━━━━━ Supplied records

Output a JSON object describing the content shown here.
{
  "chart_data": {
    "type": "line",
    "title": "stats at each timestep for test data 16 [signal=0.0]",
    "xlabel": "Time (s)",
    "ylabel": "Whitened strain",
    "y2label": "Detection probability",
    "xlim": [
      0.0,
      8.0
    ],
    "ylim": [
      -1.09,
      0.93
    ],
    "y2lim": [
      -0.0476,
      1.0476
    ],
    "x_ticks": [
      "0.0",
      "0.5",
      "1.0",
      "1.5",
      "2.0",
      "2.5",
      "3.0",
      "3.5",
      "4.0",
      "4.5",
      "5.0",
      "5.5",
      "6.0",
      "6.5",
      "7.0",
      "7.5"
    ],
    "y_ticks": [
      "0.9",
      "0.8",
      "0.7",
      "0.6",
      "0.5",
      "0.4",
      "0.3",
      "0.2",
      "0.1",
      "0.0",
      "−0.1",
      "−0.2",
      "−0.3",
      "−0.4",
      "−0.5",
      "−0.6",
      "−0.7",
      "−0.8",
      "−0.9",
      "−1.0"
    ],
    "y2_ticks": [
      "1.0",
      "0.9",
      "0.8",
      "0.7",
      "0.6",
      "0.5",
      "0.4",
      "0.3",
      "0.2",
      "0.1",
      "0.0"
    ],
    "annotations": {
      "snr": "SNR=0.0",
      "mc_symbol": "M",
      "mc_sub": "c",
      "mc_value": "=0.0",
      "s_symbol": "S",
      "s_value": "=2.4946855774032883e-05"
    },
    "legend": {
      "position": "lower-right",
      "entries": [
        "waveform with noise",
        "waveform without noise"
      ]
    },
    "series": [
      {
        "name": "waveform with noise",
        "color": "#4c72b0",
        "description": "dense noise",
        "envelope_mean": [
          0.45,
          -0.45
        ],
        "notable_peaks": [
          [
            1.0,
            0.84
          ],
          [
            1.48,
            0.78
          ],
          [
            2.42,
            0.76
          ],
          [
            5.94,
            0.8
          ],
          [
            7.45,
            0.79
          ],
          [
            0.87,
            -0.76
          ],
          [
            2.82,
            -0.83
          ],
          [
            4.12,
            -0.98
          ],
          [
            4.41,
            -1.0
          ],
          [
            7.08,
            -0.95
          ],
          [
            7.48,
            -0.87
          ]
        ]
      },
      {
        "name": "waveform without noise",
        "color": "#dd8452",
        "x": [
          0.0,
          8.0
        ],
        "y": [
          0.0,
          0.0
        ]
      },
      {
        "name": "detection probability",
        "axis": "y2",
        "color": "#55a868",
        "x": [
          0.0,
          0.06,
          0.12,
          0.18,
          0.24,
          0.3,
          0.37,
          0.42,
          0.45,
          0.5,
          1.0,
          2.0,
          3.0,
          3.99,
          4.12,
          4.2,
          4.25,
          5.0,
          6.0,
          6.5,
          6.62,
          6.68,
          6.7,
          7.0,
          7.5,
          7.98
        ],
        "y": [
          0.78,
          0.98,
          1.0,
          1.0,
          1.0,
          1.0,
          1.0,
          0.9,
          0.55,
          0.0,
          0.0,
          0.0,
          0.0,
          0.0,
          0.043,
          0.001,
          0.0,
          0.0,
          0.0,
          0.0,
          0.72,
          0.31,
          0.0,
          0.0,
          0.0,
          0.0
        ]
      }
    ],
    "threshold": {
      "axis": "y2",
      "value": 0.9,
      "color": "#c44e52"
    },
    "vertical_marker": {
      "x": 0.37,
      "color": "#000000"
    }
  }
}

━━━━━━━━━━

Print every record exactly as it was given.

The output –
Output a JSON object describing the content shown here.
{
  "chart_data": {
    "type": "line",
    "title": "stats at each timestep for test data 16 [signal=0.0]",
    "xlabel": "Time (s)",
    "ylabel": "Whitened strain",
    "y2label": "Detection probability",
    "xlim": [
      0.0,
      8.0
    ],
    "ylim": [
      -1.09,
      0.93
    ],
    "y2lim": [
      -0.0476,
      1.0476
    ],
    "x_ticks": [
      "0.0",
      "0.5",
      "1.0",
      "1.5",
      "2.0",
      "2.5",
      "3.0",
      "3.5",
      "4.0",
      "4.5",
      "5.0",
      "5.5",
      "6.0",
      "6.5",
      "7.0",
      "7.5"
    ],
    "y_ticks": [
      "0.9",
      "0.8",
      "0.7",
      "0.6",
      "0.5",
      "0.4",
      "0.3",
      "0.2",
      "0.1",
      "0.0",
      "−0.1",
      "−0.2",
      "−0.3",
      "−0.4",
      "−0.5",
      "−0.6",
      "−0.7",
      "−0.8",
      "−0.9",
      "−1.0"
    ],
    "y2_ticks": [
      "1.0",
      "0.9",
      "0.8",
      "0.7",
      "0.6",
      "0.5",
      "0.4",
      "0.3",
      "0.2",
      "0.1",
      "0.0"
    ],
    "annotations": {
      "snr": "SNR=0.0",
      "mc_symbol": "M",
      "mc_sub": "c",
      "mc_value": "=0.0",
      "s_symbol": "S",
      "s_value": "=2.4946855774032883e-05"
    },
    "legend": {
      "position": "lower-right",
      "entries": [
        "waveform with noise",
        "waveform without noise"
      ]
    },
    "series": [
      {
        "name": "waveform with noise",
        "color": "#4c72b0",
        "description": "dense noise",
        "envelope_mean": [
          0.45,
          -0.45
        ],
        "notable_peaks": [
          [
            1.0,
            0.84
          ],
          [
            1.48,
            0.78
          ],
          [
            2.42,
            0.76
          ],
          [
            5.94,
            0.8
          ],
          [
            7.45,
            0.79
          ],
          [
            0.87,
            -0.76
          ],
          [
            2.82,
            -0.83
          ],
          [
            4.12,
            -0.98
          ],
          [
            4.41,
            -1.0
          ],
          [
            7.08,
            -0.95
          ],
          [
            7.48,
            -0.87
          ]
        ]
      },
      {
        "name": "waveform without noise",
        "color": "#dd8452",
        "x": [
          0.0,
          8.0
        ],
        "y": [
          0.0,
          0.0
        ]
      },
      {
        "name": "detection probability",
        "axis": "y2",
        "color": "#55a868",
        "x": [
          0.0,
          0.06,
          0.12,
          0.18,
          0.24,
          0.3,
          0.37,
          0.42,
          0.45,
          0.5,
          1.0,
          2.0,
          3.0,
          3.99,
          4.12,
          4.2,
          4.25,
          5.0,
          6.0,
          6.5,
          6.62,
          6.68,
          6.7,
          7.0,
          7.5,
          7.98
        ],
        "y": [
          0.78,
          0.98,
          1.0,
          1.0,
          1.0,
          1.0,
          1.0,
          0.9,
          0.55,
          0.0,
          0.0,
          0.0,
          0.0,
          0.0,
          0.043,
          0.001,
          0.0,
          0.0,
          0.0,
          0.0,
          0.72,
          0.31,
          0.0,
          0.0,
          0.0,
          0.0
        ]
      }
    ],
    "threshold": {
      "axis": "y2",
      "value": 0.9,
      "color": "#c44e52"
    },
    "vertical_marker": {
      "x": 0.37,
      "color": "#000000"
    }
  }
}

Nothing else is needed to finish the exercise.